#### [TO DO]
Copy each of the entries below faithfully, setting aside any pictures.

START EXERCISE INPUT

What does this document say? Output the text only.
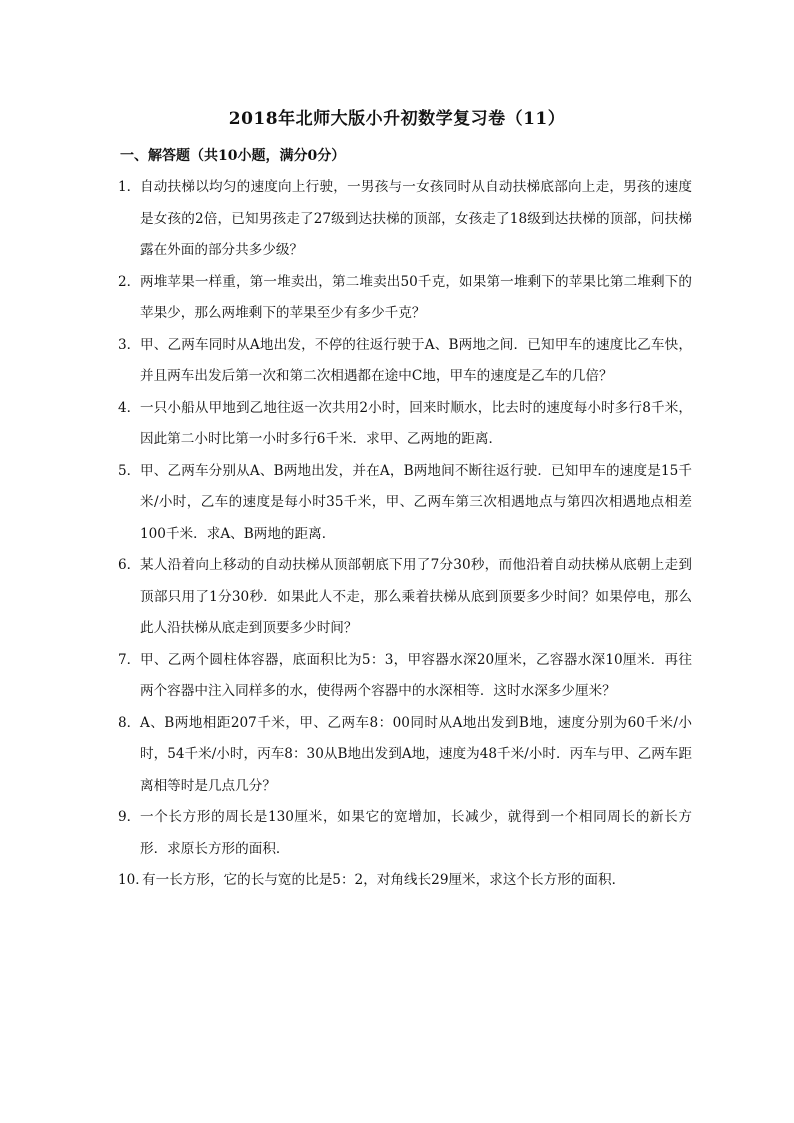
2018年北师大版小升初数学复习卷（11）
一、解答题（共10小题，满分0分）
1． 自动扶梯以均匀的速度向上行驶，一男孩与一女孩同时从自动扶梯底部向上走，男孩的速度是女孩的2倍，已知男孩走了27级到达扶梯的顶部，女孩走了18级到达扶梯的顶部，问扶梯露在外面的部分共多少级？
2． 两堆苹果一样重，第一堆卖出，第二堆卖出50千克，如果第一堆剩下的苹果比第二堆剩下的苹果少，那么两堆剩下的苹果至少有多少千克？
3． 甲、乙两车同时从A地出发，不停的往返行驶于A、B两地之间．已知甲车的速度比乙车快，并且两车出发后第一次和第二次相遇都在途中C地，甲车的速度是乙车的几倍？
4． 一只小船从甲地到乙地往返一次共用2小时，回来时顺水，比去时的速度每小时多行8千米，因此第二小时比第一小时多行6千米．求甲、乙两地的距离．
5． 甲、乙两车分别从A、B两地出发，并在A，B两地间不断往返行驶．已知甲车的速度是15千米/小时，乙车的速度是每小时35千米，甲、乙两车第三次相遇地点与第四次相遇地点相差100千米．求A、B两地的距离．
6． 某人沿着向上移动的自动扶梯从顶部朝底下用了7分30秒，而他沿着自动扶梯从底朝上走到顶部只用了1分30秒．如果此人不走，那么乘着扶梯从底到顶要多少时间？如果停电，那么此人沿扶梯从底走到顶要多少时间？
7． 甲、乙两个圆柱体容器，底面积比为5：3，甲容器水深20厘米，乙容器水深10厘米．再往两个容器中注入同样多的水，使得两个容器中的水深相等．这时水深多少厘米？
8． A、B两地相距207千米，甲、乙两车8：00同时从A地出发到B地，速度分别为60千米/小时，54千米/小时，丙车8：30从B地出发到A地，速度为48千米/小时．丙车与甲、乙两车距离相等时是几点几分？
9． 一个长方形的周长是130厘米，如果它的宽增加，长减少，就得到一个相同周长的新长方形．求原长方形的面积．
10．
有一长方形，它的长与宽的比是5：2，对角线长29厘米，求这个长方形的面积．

END EXERCISE INPUT

#### [OUTPUT]
What does this document say? Output the text only.
2018年北师大版小升初数学复习卷（11）
一、解答题（共10小题，满分0分）
1． 自动扶梯以均匀的速度向上行驶，一男孩与一女孩同时从自动扶梯底部向上走，男孩的速度是女孩的2倍，已知男孩走了27级到达扶梯的顶部，女孩走了18级到达扶梯的顶部，问扶梯露在外面的部分共多少级？
2． 两堆苹果一样重，第一堆卖出，第二堆卖出50千克，如果第一堆剩下的苹果比第二堆剩下的苹果少，那么两堆剩下的苹果至少有多少千克？
3． 甲、乙两车同时从A地出发，不停的往返行驶于A、B两地之间．已知甲车的速度比乙车快，并且两车出发后第一次和第二次相遇都在途中C地，甲车的速度是乙车的几倍？
4． 一只小船从甲地到乙地往返一次共用2小时，回来时顺水，比去时的速度每小时多行8千米，因此第二小时比第一小时多行6千米．求甲、乙两地的距离．
5． 甲、乙两车分别从A、B两地出发，并在A，B两地间不断往返行驶．已知甲车的速度是15千米/小时，乙车的速度是每小时35千米，甲、乙两车第三次相遇地点与第四次相遇地点相差100千米．求A、B两地的距离．
6． 某人沿着向上移动的自动扶梯从顶部朝底下用了7分30秒，而他沿着自动扶梯从底朝上走到顶部只用了1分30秒．如果此人不走，那么乘着扶梯从底到顶要多少时间？如果停电，那么此人沿扶梯从底走到顶要多少时间？
7． 甲、乙两个圆柱体容器，底面积比为5：3，甲容器水深20厘米，乙容器水深10厘米．再往两个容器中注入同样多的水，使得两个容器中的水深相等．这时水深多少厘米？
8． A、B两地相距207千米，甲、乙两车8：00同时从A地出发到B地，速度分别为60千米/小时，54千米/小时，丙车8：30从B地出发到A地，速度为48千米/小时．丙车与甲、乙两车距离相等时是几点几分？
9． 一个长方形的周长是130厘米，如果它的宽增加，长减少，就得到一个相同周长的新长方形．求原长方形的面积．
10．
有一长方形，它的长与宽的比是5：2，对角线长29厘米，求这个长方形的面积．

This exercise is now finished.